### OBJECTIVE
Collect every line of the records below that contains the word "filled".

* * *

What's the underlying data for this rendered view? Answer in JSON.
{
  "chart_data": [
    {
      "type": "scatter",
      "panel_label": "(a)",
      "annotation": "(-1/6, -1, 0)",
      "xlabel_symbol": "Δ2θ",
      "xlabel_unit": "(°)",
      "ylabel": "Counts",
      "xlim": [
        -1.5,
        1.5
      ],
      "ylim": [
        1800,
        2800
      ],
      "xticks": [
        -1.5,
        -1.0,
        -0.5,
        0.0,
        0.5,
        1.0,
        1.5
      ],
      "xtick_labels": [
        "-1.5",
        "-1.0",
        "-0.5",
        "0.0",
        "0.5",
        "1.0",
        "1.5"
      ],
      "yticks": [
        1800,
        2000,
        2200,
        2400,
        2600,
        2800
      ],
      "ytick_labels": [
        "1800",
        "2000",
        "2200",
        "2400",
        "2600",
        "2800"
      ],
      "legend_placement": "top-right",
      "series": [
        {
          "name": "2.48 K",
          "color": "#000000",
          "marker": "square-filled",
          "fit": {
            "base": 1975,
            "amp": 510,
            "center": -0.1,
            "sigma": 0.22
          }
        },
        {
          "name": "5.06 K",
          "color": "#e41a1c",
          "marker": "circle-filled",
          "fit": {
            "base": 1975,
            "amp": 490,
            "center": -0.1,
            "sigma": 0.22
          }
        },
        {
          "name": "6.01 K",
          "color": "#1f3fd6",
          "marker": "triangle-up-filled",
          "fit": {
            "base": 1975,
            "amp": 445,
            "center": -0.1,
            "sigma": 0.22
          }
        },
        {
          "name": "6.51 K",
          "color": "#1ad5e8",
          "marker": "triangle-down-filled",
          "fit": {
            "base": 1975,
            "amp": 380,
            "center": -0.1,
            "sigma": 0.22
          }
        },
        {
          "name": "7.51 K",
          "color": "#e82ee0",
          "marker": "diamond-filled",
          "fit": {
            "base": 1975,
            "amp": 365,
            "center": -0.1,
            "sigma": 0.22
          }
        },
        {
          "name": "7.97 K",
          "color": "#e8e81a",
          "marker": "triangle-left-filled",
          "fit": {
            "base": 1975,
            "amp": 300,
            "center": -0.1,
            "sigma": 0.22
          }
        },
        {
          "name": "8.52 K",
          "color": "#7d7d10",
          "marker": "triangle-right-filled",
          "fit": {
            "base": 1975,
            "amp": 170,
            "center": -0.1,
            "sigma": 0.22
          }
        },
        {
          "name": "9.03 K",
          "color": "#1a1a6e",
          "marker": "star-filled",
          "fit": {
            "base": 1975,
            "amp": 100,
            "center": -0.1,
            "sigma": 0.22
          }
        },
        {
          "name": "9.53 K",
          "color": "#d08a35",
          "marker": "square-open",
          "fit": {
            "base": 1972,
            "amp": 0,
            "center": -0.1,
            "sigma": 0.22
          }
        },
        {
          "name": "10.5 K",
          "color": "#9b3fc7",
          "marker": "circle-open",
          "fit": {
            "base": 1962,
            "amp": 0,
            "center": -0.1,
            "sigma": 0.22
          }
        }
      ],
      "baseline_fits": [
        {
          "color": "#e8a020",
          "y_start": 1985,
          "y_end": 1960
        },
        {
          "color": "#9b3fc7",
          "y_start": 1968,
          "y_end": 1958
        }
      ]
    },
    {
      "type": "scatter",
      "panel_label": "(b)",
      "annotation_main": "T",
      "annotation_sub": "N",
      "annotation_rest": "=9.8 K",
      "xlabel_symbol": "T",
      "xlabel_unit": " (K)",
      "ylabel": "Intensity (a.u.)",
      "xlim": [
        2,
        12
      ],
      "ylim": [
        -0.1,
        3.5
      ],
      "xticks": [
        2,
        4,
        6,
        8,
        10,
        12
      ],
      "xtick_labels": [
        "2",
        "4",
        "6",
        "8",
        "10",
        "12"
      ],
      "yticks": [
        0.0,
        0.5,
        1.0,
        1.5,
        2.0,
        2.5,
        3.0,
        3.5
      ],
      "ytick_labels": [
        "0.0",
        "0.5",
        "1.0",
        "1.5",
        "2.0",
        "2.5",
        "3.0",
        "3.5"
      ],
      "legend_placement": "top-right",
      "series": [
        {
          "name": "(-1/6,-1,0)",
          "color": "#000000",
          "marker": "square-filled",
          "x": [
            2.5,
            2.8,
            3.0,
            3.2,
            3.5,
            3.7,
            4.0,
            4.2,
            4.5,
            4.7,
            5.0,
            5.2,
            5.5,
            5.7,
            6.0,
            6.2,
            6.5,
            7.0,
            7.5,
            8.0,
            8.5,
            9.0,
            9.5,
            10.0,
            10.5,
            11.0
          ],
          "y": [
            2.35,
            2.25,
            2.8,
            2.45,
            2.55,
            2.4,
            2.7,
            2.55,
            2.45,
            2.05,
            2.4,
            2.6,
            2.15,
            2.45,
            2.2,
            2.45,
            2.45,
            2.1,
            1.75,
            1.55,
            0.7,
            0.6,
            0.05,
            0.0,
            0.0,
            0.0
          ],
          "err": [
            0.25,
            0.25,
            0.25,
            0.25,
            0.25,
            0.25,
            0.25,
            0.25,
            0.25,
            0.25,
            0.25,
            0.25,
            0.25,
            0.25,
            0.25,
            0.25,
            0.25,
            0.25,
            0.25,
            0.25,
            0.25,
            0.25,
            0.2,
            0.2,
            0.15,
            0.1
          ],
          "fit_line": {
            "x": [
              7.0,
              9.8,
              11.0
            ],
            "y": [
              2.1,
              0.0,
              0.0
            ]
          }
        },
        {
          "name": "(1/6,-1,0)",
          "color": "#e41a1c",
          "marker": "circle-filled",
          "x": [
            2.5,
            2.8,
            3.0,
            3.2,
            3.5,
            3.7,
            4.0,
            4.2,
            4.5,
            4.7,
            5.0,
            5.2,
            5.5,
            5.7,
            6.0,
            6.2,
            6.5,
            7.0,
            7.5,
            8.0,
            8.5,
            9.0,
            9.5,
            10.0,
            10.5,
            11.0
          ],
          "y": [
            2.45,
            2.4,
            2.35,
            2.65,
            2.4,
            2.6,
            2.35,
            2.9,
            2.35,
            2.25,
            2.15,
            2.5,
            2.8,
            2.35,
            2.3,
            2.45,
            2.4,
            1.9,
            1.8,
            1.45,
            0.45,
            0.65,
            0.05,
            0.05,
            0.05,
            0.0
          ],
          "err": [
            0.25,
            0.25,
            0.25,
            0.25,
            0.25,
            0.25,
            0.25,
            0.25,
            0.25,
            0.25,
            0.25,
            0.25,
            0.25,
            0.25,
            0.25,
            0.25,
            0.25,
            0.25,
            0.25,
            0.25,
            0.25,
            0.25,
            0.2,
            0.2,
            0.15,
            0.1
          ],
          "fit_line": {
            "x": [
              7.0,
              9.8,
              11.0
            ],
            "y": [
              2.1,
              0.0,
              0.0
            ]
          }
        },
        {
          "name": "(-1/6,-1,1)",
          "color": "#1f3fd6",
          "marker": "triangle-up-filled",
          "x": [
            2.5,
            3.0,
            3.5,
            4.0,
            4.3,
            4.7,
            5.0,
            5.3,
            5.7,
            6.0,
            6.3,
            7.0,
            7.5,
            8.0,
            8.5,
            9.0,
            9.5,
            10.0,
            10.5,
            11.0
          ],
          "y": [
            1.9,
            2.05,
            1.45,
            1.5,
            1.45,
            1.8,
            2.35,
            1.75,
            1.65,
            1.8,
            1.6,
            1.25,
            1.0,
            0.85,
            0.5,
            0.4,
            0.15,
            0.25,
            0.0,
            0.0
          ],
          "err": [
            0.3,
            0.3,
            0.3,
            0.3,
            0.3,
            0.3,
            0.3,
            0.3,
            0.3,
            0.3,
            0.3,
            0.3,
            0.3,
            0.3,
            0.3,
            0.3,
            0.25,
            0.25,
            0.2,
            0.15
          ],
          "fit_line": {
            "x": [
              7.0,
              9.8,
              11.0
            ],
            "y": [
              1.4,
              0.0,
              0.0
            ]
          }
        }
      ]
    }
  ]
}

* * *

### WRITTEN REPLY
          "marker": "square-filled",
          "marker": "circle-filled",
          "marker": "triangle-up-filled",
          "marker": "triangle-down-filled",
          "marker": "diamond-filled",
          "marker": "triangle-left-filled",
          "marker": "triangle-right-filled",
          "marker": "star-filled",
          "marker": "square-filled",
          "marker": "circle-filled",
          "marker": "triangle-up-filled",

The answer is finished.